To do: Look for "Output the text content of this document." in the listing below, then copy exactly the line it appears in and all lines after it to the end, and nothing more.

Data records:
------------------------------------------------------------------------
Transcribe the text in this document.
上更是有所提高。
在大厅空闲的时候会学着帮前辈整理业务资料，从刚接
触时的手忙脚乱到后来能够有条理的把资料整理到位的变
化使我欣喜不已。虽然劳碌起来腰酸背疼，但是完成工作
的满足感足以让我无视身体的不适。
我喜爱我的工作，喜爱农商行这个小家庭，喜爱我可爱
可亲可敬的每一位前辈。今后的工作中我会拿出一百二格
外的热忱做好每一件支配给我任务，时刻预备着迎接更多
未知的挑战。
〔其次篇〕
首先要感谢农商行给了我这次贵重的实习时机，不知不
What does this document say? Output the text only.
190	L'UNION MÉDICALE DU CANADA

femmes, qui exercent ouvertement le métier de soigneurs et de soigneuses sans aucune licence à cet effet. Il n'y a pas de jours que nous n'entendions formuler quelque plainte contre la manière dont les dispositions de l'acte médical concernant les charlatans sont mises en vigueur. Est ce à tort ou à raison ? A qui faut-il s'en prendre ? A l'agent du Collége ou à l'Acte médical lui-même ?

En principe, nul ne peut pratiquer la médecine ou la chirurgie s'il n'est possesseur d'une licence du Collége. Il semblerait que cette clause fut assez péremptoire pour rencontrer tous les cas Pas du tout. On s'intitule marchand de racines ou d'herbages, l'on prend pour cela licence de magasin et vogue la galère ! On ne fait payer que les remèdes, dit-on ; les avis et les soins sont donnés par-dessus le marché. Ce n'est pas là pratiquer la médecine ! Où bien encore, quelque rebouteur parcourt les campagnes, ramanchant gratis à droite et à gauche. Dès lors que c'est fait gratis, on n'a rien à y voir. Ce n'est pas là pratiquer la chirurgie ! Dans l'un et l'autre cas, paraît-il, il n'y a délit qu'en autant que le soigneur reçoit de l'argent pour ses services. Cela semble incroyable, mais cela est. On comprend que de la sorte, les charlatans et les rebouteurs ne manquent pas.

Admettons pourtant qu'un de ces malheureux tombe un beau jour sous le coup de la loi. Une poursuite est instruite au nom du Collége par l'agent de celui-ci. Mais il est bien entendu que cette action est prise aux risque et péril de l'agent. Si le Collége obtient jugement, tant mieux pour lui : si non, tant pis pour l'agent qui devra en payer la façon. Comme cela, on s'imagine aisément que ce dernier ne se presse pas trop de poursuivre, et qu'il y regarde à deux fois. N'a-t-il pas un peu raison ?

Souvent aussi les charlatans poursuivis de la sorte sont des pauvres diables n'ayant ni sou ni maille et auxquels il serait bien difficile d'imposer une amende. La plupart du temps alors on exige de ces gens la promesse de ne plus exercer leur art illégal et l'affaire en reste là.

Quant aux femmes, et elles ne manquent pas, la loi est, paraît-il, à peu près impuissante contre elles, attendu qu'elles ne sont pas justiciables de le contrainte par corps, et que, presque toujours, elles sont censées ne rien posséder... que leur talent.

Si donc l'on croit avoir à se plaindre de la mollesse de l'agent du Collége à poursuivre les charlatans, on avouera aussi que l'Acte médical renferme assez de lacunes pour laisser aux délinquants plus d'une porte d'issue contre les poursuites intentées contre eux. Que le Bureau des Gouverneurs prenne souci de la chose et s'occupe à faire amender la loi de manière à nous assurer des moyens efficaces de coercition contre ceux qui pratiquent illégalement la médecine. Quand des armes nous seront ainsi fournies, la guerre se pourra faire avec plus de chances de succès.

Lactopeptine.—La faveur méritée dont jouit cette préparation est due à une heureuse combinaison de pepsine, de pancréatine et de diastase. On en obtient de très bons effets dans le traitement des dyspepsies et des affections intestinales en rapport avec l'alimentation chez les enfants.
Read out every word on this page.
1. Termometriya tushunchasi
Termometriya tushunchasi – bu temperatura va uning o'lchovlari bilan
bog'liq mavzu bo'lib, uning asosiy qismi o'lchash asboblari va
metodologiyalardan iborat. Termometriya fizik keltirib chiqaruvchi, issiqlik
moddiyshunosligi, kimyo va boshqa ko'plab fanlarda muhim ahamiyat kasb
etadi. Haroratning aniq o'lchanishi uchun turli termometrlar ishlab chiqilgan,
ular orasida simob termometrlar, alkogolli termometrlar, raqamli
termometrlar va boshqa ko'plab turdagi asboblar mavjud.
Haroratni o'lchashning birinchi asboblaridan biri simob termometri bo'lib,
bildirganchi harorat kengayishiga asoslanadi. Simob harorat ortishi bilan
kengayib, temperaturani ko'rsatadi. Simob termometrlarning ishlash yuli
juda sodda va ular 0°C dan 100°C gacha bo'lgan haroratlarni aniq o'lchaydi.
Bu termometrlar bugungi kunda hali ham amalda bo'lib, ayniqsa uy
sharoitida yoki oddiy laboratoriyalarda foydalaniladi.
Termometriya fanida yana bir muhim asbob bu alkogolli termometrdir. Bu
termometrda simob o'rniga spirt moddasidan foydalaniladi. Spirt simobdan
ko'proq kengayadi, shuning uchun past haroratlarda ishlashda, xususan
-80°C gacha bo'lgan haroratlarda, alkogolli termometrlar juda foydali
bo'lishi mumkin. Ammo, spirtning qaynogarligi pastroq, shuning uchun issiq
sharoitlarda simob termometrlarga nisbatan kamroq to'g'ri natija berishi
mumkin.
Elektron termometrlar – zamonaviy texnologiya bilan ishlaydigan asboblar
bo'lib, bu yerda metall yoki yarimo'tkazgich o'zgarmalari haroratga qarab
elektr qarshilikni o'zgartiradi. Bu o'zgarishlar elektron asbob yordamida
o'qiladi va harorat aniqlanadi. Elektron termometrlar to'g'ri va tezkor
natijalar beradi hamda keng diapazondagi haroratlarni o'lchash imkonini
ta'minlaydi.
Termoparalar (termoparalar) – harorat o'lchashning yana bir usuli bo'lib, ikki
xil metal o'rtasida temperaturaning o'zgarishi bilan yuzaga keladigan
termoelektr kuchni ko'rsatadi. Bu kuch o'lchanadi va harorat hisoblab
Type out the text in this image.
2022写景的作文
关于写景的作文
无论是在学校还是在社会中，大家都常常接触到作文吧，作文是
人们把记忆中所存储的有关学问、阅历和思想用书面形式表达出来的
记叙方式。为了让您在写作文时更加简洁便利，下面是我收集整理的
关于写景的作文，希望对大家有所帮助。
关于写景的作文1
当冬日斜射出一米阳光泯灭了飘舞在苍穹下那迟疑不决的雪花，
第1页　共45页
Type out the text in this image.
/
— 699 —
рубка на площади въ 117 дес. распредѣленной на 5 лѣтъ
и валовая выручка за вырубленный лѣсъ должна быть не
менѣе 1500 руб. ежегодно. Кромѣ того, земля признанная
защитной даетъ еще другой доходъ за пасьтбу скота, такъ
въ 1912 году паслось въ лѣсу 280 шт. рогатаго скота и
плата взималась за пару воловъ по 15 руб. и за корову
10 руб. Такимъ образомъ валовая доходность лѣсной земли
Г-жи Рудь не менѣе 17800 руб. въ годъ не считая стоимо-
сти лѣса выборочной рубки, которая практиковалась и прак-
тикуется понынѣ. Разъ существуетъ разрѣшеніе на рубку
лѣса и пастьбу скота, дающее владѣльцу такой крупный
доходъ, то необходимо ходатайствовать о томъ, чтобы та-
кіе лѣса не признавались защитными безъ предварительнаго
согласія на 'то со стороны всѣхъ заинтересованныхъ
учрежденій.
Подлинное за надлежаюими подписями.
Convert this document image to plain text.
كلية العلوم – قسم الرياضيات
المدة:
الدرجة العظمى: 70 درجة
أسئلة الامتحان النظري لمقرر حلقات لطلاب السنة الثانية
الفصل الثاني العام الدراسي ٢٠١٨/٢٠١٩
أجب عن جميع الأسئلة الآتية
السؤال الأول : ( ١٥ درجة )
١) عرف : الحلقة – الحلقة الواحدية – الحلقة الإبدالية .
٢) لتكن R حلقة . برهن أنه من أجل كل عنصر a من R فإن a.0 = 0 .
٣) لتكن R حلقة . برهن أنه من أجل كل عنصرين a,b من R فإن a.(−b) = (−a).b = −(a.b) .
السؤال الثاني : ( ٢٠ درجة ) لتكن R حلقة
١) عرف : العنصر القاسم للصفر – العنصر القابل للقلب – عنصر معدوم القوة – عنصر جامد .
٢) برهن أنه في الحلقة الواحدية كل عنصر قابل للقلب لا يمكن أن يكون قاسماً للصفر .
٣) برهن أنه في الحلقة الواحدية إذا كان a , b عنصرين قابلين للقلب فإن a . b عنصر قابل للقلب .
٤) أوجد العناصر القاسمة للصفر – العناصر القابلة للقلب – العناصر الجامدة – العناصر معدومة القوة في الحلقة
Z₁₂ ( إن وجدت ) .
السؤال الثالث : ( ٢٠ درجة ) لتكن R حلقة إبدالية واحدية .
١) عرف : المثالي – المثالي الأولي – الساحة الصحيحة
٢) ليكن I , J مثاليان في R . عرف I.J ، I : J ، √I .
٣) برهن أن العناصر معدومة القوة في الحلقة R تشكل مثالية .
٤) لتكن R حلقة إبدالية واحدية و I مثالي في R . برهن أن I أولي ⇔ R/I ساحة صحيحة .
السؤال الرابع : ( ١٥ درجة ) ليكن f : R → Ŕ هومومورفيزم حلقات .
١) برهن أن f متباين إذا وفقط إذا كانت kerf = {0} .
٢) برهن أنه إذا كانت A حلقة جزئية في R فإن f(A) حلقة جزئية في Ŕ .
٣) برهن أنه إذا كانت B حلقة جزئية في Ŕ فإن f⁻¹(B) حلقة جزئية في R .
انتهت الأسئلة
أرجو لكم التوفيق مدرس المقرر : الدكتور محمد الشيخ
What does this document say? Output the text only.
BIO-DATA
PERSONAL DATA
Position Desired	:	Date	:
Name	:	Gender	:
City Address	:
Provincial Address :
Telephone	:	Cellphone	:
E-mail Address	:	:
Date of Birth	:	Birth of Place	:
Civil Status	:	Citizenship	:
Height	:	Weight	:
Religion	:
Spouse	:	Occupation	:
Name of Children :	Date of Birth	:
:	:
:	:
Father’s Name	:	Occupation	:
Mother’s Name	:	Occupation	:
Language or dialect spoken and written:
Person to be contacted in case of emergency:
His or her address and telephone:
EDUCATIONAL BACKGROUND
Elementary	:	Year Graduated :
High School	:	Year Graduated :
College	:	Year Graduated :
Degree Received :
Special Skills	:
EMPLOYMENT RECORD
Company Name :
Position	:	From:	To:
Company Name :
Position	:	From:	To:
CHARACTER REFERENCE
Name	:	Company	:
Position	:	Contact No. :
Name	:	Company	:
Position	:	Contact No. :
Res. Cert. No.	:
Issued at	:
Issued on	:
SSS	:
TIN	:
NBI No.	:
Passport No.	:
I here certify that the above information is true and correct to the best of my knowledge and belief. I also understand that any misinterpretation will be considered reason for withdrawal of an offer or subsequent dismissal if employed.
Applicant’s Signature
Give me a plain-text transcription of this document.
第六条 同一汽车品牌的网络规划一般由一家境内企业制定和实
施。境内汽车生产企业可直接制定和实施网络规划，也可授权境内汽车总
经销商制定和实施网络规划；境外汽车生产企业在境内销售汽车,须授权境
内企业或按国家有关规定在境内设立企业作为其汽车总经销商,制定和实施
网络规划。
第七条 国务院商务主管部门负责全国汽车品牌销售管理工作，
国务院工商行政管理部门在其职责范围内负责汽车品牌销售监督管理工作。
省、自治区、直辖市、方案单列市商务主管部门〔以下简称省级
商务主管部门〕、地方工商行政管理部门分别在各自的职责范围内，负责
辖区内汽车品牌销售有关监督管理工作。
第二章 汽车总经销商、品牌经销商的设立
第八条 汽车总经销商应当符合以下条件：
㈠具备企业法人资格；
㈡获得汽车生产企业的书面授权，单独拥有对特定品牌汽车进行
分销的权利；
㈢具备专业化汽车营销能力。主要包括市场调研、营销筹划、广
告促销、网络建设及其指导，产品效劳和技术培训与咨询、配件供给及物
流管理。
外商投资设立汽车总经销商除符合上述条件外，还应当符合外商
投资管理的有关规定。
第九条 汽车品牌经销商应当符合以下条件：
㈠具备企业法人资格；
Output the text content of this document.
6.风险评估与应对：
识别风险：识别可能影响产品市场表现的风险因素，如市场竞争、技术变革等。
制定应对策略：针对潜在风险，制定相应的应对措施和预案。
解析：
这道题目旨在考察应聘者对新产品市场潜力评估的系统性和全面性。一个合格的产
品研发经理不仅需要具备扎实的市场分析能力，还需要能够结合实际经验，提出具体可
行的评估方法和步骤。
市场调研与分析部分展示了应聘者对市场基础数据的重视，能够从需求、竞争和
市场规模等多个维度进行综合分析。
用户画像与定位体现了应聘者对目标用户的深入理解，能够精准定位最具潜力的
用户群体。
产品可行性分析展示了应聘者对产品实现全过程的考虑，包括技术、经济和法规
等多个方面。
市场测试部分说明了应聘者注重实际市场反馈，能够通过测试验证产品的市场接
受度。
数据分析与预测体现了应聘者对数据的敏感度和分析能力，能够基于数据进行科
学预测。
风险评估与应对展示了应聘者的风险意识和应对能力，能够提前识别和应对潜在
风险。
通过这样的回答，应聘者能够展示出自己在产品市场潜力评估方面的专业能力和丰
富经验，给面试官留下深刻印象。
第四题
------------------------------------------------------------------------
The completed task:
Output the text content of this document.
6.风险评估与应对：
识别风险：识别可能影响产品市场表现的风险因素，如市场竞争、技术变革等。
制定应对策略：针对潜在风险，制定相应的应对措施和预案。
解析：
这道题目旨在考察应聘者对新产品市场潜力评估的系统性和全面性。一个合格的产
品研发经理不仅需要具备扎实的市场分析能力，还需要能够结合实际经验，提出具体可
行的评估方法和步骤。
市场调研与分析部分展示了应聘者对市场基础数据的重视，能够从需求、竞争和
市场规模等多个维度进行综合分析。
用户画像与定位体现了应聘者对目标用户的深入理解，能够精准定位最具潜力的
用户群体。
产品可行性分析展示了应聘者对产品实现全过程的考虑，包括技术、经济和法规
等多个方面。
市场测试部分说明了应聘者注重实际市场反馈，能够通过测试验证产品的市场接
受度。
数据分析与预测体现了应聘者对数据的敏感度和分析能力，能够基于数据进行科
学预测。
风险评估与应对展示了应聘者的风险意识和应对能力，能够提前识别和应对潜在
风险。
通过这样的回答，应聘者能够展示出自己在产品市场潜力评估方面的专业能力和丰
富经验，给面试官留下深刻印象。
第四题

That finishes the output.